** start EXTRACTED RECORDS **
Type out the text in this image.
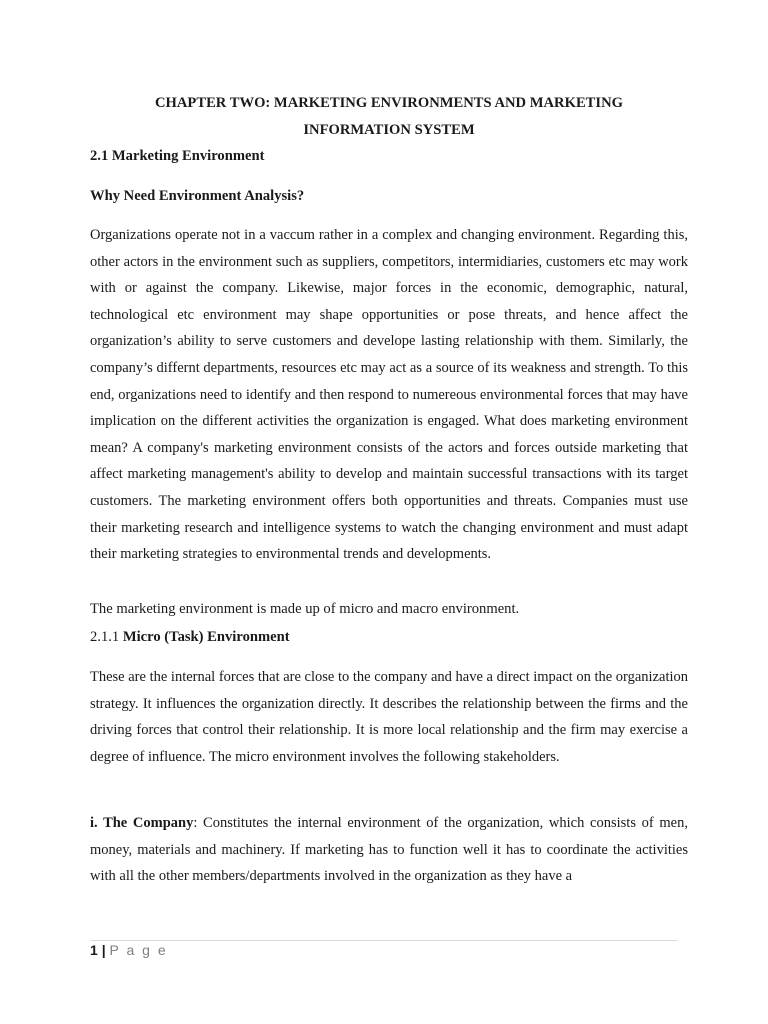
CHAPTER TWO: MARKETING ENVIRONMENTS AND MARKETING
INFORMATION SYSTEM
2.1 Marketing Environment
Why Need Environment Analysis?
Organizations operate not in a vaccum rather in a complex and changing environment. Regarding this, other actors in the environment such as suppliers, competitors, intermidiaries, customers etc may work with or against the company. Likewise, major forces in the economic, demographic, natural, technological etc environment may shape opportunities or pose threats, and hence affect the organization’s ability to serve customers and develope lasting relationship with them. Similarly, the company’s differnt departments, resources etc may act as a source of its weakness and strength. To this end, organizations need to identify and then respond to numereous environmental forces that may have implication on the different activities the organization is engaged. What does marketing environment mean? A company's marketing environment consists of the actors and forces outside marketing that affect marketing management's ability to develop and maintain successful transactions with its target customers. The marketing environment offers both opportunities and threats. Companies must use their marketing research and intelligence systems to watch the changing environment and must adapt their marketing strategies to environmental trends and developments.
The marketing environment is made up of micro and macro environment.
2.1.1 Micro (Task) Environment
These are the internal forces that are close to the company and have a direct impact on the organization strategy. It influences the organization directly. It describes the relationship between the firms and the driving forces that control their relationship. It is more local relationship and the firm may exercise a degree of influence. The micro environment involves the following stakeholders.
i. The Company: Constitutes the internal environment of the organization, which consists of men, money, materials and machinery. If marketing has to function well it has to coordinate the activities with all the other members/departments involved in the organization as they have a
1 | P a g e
** end EXTRACTED RECORDS **
# REQUIRED TASK
Pictures stay out of the copy; please restate every record above exactly.

# WORKED ANSWER
Type out the text in this image.
CHAPTER TWO: MARKETING ENVIRONMENTS AND MARKETING
INFORMATION SYSTEM
2.1 Marketing Environment
Why Need Environment Analysis?
Organizations operate not in a vaccum rather in a complex and changing environment. Regarding this, other actors in the environment such as suppliers, competitors, intermidiaries, customers etc may work with or against the company. Likewise, major forces in the economic, demographic, natural, technological etc environment may shape opportunities or pose threats, and hence affect the organization’s ability to serve customers and develope lasting relationship with them. Similarly, the company’s differnt departments, resources etc may act as a source of its weakness and strength. To this end, organizations need to identify and then respond to numereous environmental forces that may have implication on the different activities the organization is engaged. What does marketing environment mean? A company's marketing environment consists of the actors and forces outside marketing that affect marketing management's ability to develop and maintain successful transactions with its target customers. The marketing environment offers both opportunities and threats. Companies must use their marketing research and intelligence systems to watch the changing environment and must adapt their marketing strategies to environmental trends and developments.
The marketing environment is made up of micro and macro environment.
2.1.1 Micro (Task) Environment
These are the internal forces that are close to the company and have a direct impact on the organization strategy. It influences the organization directly. It describes the relationship between the firms and the driving forces that control their relationship. It is more local relationship and the firm may exercise a degree of influence. The micro environment involves the following stakeholders.
i. The Company: Constitutes the internal environment of the organization, which consists of men, money, materials and machinery. If marketing has to function well it has to coordinate the activities with all the other members/departments involved in the organization as they have a
1 | P a g e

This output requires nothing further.